*GIVEN DATA*
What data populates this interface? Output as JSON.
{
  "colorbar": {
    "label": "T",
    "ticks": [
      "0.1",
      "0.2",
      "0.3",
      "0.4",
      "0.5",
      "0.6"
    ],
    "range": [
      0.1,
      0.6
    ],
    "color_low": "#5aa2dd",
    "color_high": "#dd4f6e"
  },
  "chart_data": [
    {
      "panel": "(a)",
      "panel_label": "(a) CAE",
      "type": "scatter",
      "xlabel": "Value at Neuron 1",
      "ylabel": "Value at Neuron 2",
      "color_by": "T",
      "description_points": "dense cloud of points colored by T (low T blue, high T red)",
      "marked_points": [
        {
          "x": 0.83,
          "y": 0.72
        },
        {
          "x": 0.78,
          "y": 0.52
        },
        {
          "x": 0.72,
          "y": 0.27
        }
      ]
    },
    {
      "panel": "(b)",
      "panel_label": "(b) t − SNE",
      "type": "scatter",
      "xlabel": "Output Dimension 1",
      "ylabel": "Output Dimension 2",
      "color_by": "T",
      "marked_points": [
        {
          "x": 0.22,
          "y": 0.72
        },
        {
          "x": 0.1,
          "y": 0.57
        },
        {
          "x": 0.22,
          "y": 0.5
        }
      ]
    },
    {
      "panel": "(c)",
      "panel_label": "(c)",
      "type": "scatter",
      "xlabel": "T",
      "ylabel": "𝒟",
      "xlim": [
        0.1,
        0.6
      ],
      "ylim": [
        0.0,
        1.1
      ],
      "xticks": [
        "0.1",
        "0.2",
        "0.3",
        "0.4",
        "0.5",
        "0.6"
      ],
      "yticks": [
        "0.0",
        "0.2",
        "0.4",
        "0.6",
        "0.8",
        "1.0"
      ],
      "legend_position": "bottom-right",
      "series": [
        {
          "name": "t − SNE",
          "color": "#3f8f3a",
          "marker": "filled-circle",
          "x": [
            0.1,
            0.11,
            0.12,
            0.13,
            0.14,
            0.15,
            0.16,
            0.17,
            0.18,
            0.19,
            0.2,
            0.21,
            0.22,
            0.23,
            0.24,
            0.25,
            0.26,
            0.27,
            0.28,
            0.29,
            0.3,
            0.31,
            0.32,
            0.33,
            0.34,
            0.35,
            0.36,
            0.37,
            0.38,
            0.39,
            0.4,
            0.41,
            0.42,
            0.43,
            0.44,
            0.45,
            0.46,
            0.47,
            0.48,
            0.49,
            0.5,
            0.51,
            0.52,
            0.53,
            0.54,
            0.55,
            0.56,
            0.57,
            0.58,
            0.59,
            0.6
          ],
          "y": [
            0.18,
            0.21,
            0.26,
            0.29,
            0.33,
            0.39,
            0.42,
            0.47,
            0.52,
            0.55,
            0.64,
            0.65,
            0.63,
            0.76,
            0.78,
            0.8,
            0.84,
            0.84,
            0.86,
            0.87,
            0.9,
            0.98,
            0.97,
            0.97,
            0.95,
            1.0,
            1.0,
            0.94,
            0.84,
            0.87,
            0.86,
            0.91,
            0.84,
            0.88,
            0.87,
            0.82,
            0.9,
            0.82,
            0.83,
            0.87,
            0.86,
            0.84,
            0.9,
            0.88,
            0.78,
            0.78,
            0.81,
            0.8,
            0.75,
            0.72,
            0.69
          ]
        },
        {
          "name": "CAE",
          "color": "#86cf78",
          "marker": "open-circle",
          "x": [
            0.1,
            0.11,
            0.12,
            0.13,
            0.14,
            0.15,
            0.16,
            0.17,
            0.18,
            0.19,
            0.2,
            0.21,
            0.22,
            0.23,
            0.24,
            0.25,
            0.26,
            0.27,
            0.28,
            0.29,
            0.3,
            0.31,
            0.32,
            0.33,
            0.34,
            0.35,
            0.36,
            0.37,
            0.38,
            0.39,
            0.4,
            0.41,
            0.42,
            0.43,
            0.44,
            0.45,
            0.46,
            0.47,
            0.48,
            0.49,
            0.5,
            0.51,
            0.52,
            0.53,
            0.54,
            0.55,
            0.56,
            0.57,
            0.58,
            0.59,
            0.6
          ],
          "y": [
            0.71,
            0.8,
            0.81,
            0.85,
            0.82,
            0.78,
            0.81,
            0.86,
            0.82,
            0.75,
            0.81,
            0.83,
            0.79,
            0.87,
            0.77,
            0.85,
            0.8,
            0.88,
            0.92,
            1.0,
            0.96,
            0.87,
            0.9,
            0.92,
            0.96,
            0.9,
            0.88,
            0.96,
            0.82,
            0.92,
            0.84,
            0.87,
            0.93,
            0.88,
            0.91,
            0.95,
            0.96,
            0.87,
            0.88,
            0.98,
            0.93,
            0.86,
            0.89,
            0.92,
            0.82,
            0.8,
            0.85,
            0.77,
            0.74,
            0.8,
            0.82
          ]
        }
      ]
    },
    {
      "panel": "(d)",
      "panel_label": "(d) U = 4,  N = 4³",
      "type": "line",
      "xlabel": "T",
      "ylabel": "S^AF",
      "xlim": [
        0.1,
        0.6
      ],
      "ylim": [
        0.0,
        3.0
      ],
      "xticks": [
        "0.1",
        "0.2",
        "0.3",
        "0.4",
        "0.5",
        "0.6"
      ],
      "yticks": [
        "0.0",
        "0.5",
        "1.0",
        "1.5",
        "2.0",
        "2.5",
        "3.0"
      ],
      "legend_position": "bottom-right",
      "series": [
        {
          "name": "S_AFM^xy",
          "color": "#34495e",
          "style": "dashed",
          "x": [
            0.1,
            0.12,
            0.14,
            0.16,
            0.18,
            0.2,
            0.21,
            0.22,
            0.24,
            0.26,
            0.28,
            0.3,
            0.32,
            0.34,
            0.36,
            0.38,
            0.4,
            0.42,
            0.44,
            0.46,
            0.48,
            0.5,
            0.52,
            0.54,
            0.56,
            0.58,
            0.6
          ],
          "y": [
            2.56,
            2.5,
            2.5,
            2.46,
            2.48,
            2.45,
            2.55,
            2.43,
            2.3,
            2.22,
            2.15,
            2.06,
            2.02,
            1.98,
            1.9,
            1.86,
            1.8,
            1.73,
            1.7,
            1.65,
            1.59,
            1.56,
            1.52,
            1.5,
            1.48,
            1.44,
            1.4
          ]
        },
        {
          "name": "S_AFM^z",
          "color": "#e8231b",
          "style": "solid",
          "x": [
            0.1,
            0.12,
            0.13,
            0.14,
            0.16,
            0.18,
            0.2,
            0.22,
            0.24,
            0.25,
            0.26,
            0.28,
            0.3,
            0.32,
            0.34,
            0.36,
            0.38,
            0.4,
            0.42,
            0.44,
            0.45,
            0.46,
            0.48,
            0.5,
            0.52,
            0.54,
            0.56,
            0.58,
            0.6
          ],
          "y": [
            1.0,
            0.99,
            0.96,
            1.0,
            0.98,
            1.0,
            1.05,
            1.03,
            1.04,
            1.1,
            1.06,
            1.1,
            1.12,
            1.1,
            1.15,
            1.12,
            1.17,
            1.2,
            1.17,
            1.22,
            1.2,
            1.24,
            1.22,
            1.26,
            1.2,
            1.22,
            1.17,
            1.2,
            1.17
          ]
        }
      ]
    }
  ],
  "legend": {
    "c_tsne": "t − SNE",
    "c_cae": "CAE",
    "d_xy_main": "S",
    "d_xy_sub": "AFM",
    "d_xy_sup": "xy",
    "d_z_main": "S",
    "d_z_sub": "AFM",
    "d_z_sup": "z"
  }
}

*WHAT YOU ARE ASKED TO DO*
Reproduce each line verbatim.

*EXERCISE ANSWER*
What data populates this interface? Output as JSON.
{
  "colorbar": {
    "label": "T",
    "ticks": [
      "0.1",
      "0.2",
      "0.3",
      "0.4",
      "0.5",
      "0.6"
    ],
    "range": [
      0.1,
      0.6
    ],
    "color_low": "#5aa2dd",
    "color_high": "#dd4f6e"
  },
  "chart_data": [
    {
      "panel": "(a)",
      "panel_label": "(a) CAE",
      "type": "scatter",
      "xlabel": "Value at Neuron 1",
      "ylabel": "Value at Neuron 2",
      "color_by": "T",
      "description_points": "dense cloud of points colored by T (low T blue, high T red)",
      "marked_points": [
        {
          "x": 0.83,
          "y": 0.72
        },
        {
          "x": 0.78,
          "y": 0.52
        },
        {
          "x": 0.72,
          "y": 0.27
        }
      ]
    },
    {
      "panel": "(b)",
      "panel_label": "(b) t − SNE",
      "type": "scatter",
      "xlabel": "Output Dimension 1",
      "ylabel": "Output Dimension 2",
      "color_by": "T",
      "marked_points": [
        {
          "x": 0.22,
          "y": 0.72
        },
        {
          "x": 0.1,
          "y": 0.57
        },
        {
          "x": 0.22,
          "y": 0.5
        }
      ]
    },
    {
      "panel": "(c)",
      "panel_label": "(c)",
      "type": "scatter",
      "xlabel": "T",
      "ylabel": "𝒟",
      "xlim": [
        0.1,
        0.6
      ],
      "ylim": [
        0.0,
        1.1
      ],
      "xticks": [
        "0.1",
        "0.2",
        "0.3",
        "0.4",
        "0.5",
        "0.6"
      ],
      "yticks": [
        "0.0",
        "0.2",
        "0.4",
        "0.6",
        "0.8",
        "1.0"
      ],
      "legend_position": "bottom-right",
      "series": [
        {
          "name": "t − SNE",
          "color": "#3f8f3a",
          "marker": "filled-circle",
          "x": [
            0.1,
            0.11,
            0.12,
            0.13,
            0.14,
            0.15,
            0.16,
            0.17,
            0.18,
            0.19,
            0.2,
            0.21,
            0.22,
            0.23,
            0.24,
            0.25,
            0.26,
            0.27,
            0.28,
            0.29,
            0.3,
            0.31,
            0.32,
            0.33,
            0.34,
            0.35,
            0.36,
            0.37,
            0.38,
            0.39,
            0.4,
            0.41,
            0.42,
            0.43,
            0.44,
            0.45,
            0.46,
            0.47,
            0.48,
            0.49,
            0.5,
            0.51,
            0.52,
            0.53,
            0.54,
            0.55,
            0.56,
            0.57,
            0.58,
            0.59,
            0.6
          ],
          "y": [
            0.18,
            0.21,
            0.26,
            0.29,
            0.33,
            0.39,
            0.42,
            0.47,
            0.52,
            0.55,
            0.64,
            0.65,
            0.63,
            0.76,
            0.78,
            0.8,
            0.84,
            0.84,
            0.86,
            0.87,
            0.9,
            0.98,
            0.97,
            0.97,
            0.95,
            1.0,
            1.0,
            0.94,
            0.84,
            0.87,
            0.86,
            0.91,
            0.84,
            0.88,
            0.87,
            0.82,
            0.9,
            0.82,
            0.83,
            0.87,
            0.86,
            0.84,
            0.9,
            0.88,
            0.78,
            0.78,
            0.81,
            0.8,
            0.75,
            0.72,
            0.69
          ]
        },
        {
          "name": "CAE",
          "color": "#86cf78",
          "marker": "open-circle",
          "x": [
            0.1,
            0.11,
            0.12,
            0.13,
            0.14,
            0.15,
            0.16,
            0.17,
            0.18,
            0.19,
            0.2,
            0.21,
            0.22,
            0.23,
            0.24,
            0.25,
            0.26,
            0.27,
            0.28,
            0.29,
            0.3,
            0.31,
            0.32,
            0.33,
            0.34,
            0.35,
            0.36,
            0.37,
            0.38,
            0.39,
            0.4,
            0.41,
            0.42,
            0.43,
            0.44,
            0.45,
            0.46,
            0.47,
            0.48,
            0.49,
            0.5,
            0.51,
            0.52,
            0.53,
            0.54,
            0.55,
            0.56,
            0.57,
            0.58,
            0.59,
            0.6
          ],
          "y": [
            0.71,
            0.8,
            0.81,
            0.85,
            0.82,
            0.78,
            0.81,
            0.86,
            0.82,
            0.75,
            0.81,
            0.83,
            0.79,
            0.87,
            0.77,
            0.85,
            0.8,
            0.88,
            0.92,
            1.0,
            0.96,
            0.87,
            0.9,
            0.92,
            0.96,
            0.9,
            0.88,
            0.96,
            0.82,
            0.92,
            0.84,
            0.87,
            0.93,
            0.88,
            0.91,
            0.95,
            0.96,
            0.87,
            0.88,
            0.98,
            0.93,
            0.86,
            0.89,
            0.92,
            0.82,
            0.8,
            0.85,
            0.77,
            0.74,
            0.8,
            0.82
          ]
        }
      ]
    },
    {
      "panel": "(d)",
      "panel_label": "(d) U = 4,  N = 4³",
      "type": "line",
      "xlabel": "T",
      "ylabel": "S^AF",
      "xlim": [
        0.1,
        0.6
      ],
      "ylim": [
        0.0,
        3.0
      ],
      "xticks": [
        "0.1",
        "0.2",
        "0.3",
        "0.4",
        "0.5",
        "0.6"
      ],
      "yticks": [
        "0.0",
        "0.5",
        "1.0",
        "1.5",
        "2.0",
        "2.5",
        "3.0"
      ],
      "legend_position": "bottom-right",
      "series": [
        {
          "name": "S_AFM^xy",
          "color": "#34495e",
          "style": "dashed",
          "x": [
            0.1,
            0.12,
            0.14,
            0.16,
            0.18,
            0.2,
            0.21,
            0.22,
            0.24,
            0.26,
            0.28,
            0.3,
            0.32,
            0.34,
            0.36,
            0.38,
            0.4,
            0.42,
            0.44,
            0.46,
            0.48,
            0.5,
            0.52,
            0.54,
            0.56,
            0.58,
            0.6
          ],
          "y": [
            2.56,
            2.5,
            2.5,
            2.46,
            2.48,
            2.45,
            2.55,
            2.43,
            2.3,
            2.22,
            2.15,
            2.06,
            2.02,
            1.98,
            1.9,
            1.86,
            1.8,
            1.73,
            1.7,
            1.65,
            1.59,
            1.56,
            1.52,
            1.5,
            1.48,
            1.44,
            1.4
          ]
        },
        {
          "name": "S_AFM^z",
          "color": "#e8231b",
          "style": "solid",
          "x": [
            0.1,
            0.12,
            0.13,
            0.14,
            0.16,
            0.18,
            0.2,
            0.22,
            0.24,
            0.25,
            0.26,
            0.28,
            0.3,
            0.32,
            0.34,
            0.36,
            0.38,
            0.4,
            0.42,
            0.44,
            0.45,
            0.46,
            0.48,
            0.5,
            0.52,
            0.54,
            0.56,
            0.58,
            0.6
          ],
          "y": [
            1.0,
            0.99,
            0.96,
            1.0,
            0.98,
            1.0,
            1.05,
            1.03,
            1.04,
            1.1,
            1.06,
            1.1,
            1.12,
            1.1,
            1.15,
            1.12,
            1.17,
            1.2,
            1.17,
            1.22,
            1.2,
            1.24,
            1.22,
            1.26,
            1.2,
            1.22,
            1.17,
            1.2,
            1.17
          ]
        }
      ]
    }
  ],
  "legend": {
    "c_tsne": "t − SNE",
    "c_cae": "CAE",
    "d_xy_main": "S",
    "d_xy_sub": "AFM",
    "d_xy_sup": "xy",
    "d_z_main": "S",
    "d_z_sub": "AFM",
    "d_z_sup": "z"
  }
}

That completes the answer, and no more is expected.